REQUIREMENT: Repeat the listing that follows, character for character, minus the pictures.

▼▼▼

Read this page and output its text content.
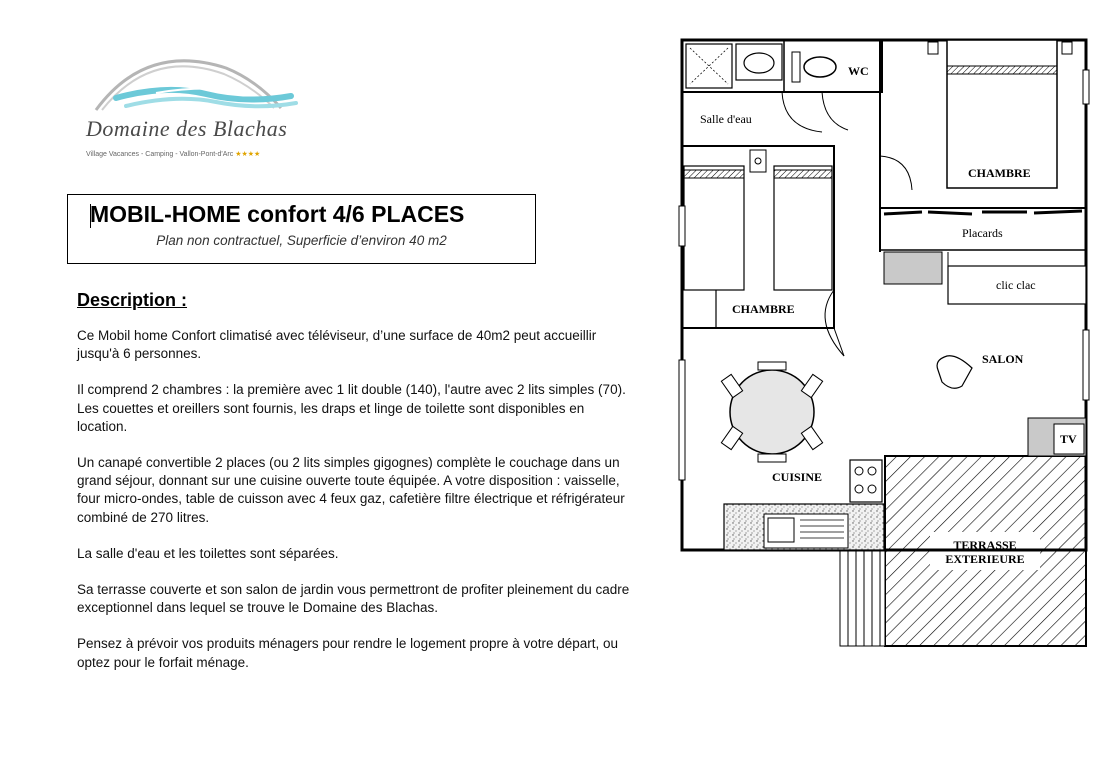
Domaine des Blachas
Village Vacances - Camping - Vallon-Pont-d'Arc ★★★★
MOBIL-HOME confort 4/6 PLACES
Plan non contractuel, Superficie d’environ 40 m2
Description :

Ce Mobil home Confort climatisé avec téléviseur, d’une surface de 40m2 peut accueillir jusqu'à 6 personnes.

Il comprend 2 chambres : la première avec 1 lit double (140), l'autre avec 2 lits simples (70). Les couettes et oreillers sont fournis, les draps et linge de toilette sont disponibles en location.

Un canapé convertible 2 places (ou 2 lits simples gigognes) complète le couchage dans un grand séjour, donnant sur une cuisine ouverte toute équipée. A votre disposition : vaisselle, four micro-ondes, table de cuisson avec 4 feux gaz, cafetière filtre électrique et réfrigérateur combiné de 270 litres.

La salle d'eau et les toilettes sont séparées.

Sa terrasse couverte et son salon de jardin vous permettront de profiter pleinement du cadre exceptionnel dans lequel se trouve le Domaine des Blachas.

Pensez à prévoir vos produits ménagers pour rendre le logement propre à votre départ, ou optez pour le forfait ménage.

WC
Salle d'eau
CHAMBRE
Placards
CHAMBRE
clic clac
SALON
TV
CUISINE
TERRASSE
EXTERIEURE
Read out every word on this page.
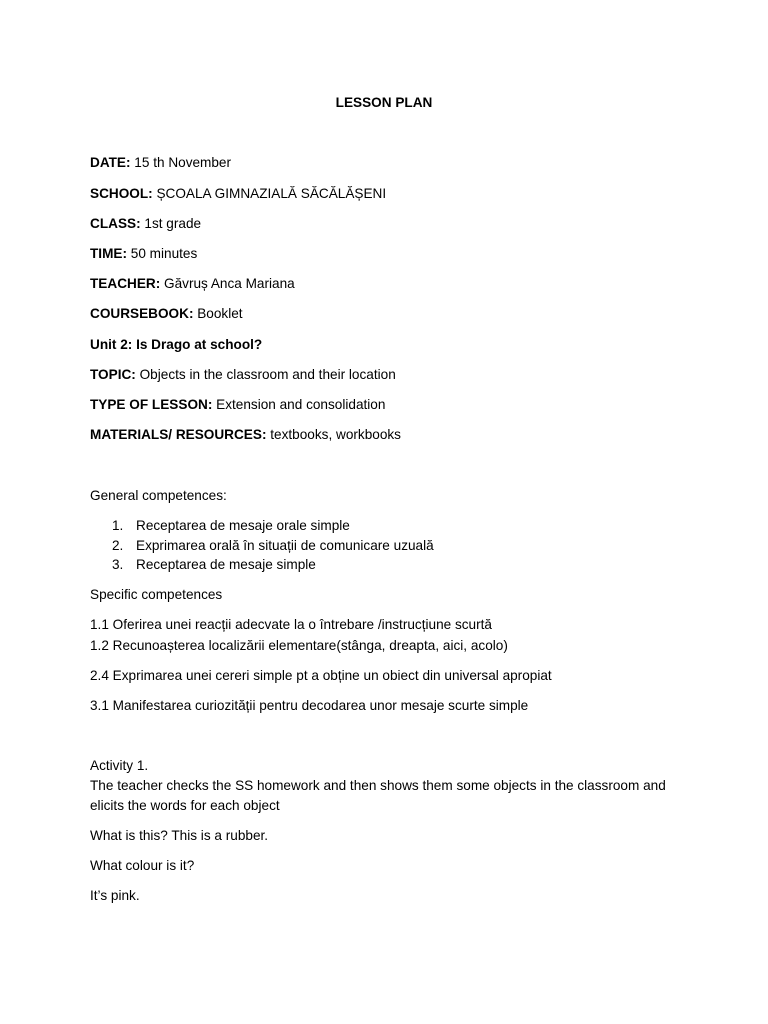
LESSON PLAN
DATE: 15 th November
SCHOOL: ȘCOALA GIMNAZIALĂ SĂCĂLĂȘENI
CLASS: 1st grade
TIME: 50 minutes
TEACHER: Găvruș Anca Mariana
COURSEBOOK: Booklet
Unit 2: Is Drago at school?
TOPIC: Objects in the classroom and their location
TYPE OF LESSON: Extension and consolidation
MATERIALS/ RESOURCES: textbooks, workbooks
General competences:
1. Receptarea de mesaje orale simple
2. Exprimarea orală în situații de comunicare uzuală
3. Receptarea de mesaje simple
Specific competences
1.1 Oferirea unei reacții adecvate la o întrebare /instrucțiune scurtă
1.2 Recunoașterea localizării elementare(stânga, dreapta, aici, acolo)
2.4 Exprimarea unei cereri simple pt a obține un obiect din universal apropiat
3.1 Manifestarea curiozității pentru decodarea unor mesaje scurte simple
Activity 1.
The teacher checks the SS homework and then shows them some objects in the classroom and elicits the words for each object
What is this? This is a rubber.
What colour is it?
It’s pink.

▲▲▲

OUTPUT:
Read this page and output its text content.
Domaine des Blachas
Village Vacances - Camping - Vallon-Pont-d'Arc ★★★★
MOBIL-HOME confort 4/6 PLACES
Plan non contractuel, Superficie d’environ 40 m2
Description :

Ce Mobil home Confort climatisé avec téléviseur, d’une surface de 40m2 peut accueillir jusqu'à 6 personnes.

Il comprend 2 chambres : la première avec 1 lit double (140), l'autre avec 2 lits simples (70). Les couettes et oreillers sont fournis, les draps et linge de toilette sont disponibles en location.

Un canapé convertible 2 places (ou 2 lits simples gigognes) complète le couchage dans un grand séjour, donnant sur une cuisine ouverte toute équipée. A votre disposition : vaisselle, four micro-ondes, table de cuisson avec 4 feux gaz, cafetière filtre électrique et réfrigérateur combiné de 270 litres.

La salle d'eau et les toilettes sont séparées.

Sa terrasse couverte et son salon de jardin vous permettront de profiter pleinement du cadre exceptionnel dans lequel se trouve le Domaine des Blachas.

Pensez à prévoir vos produits ménagers pour rendre le logement propre à votre départ, ou optez pour le forfait ménage.

WC
Salle d'eau
CHAMBRE
Placards
CHAMBRE
clic clac
SALON
TV
CUISINE
TERRASSE
EXTERIEURE
Read out every word on this page.
LESSON PLAN
DATE: 15 th November
SCHOOL: ȘCOALA GIMNAZIALĂ SĂCĂLĂȘENI
CLASS: 1st grade
TIME: 50 minutes
TEACHER: Găvruș Anca Mariana
COURSEBOOK: Booklet
Unit 2: Is Drago at school?
TOPIC: Objects in the classroom and their location
TYPE OF LESSON: Extension and consolidation
MATERIALS/ RESOURCES: textbooks, workbooks
General competences:
1. Receptarea de mesaje orale simple
2. Exprimarea orală în situații de comunicare uzuală
3. Receptarea de mesaje simple
Specific competences
1.1 Oferirea unei reacții adecvate la o întrebare /instrucțiune scurtă
1.2 Recunoașterea localizării elementare(stânga, dreapta, aici, acolo)
2.4 Exprimarea unei cereri simple pt a obține un obiect din universal apropiat
3.1 Manifestarea curiozității pentru decodarea unor mesaje scurte simple
Activity 1.
The teacher checks the SS homework and then shows them some objects in the classroom and elicits the words for each object
What is this? This is a rubber.
What colour is it?
It’s pink.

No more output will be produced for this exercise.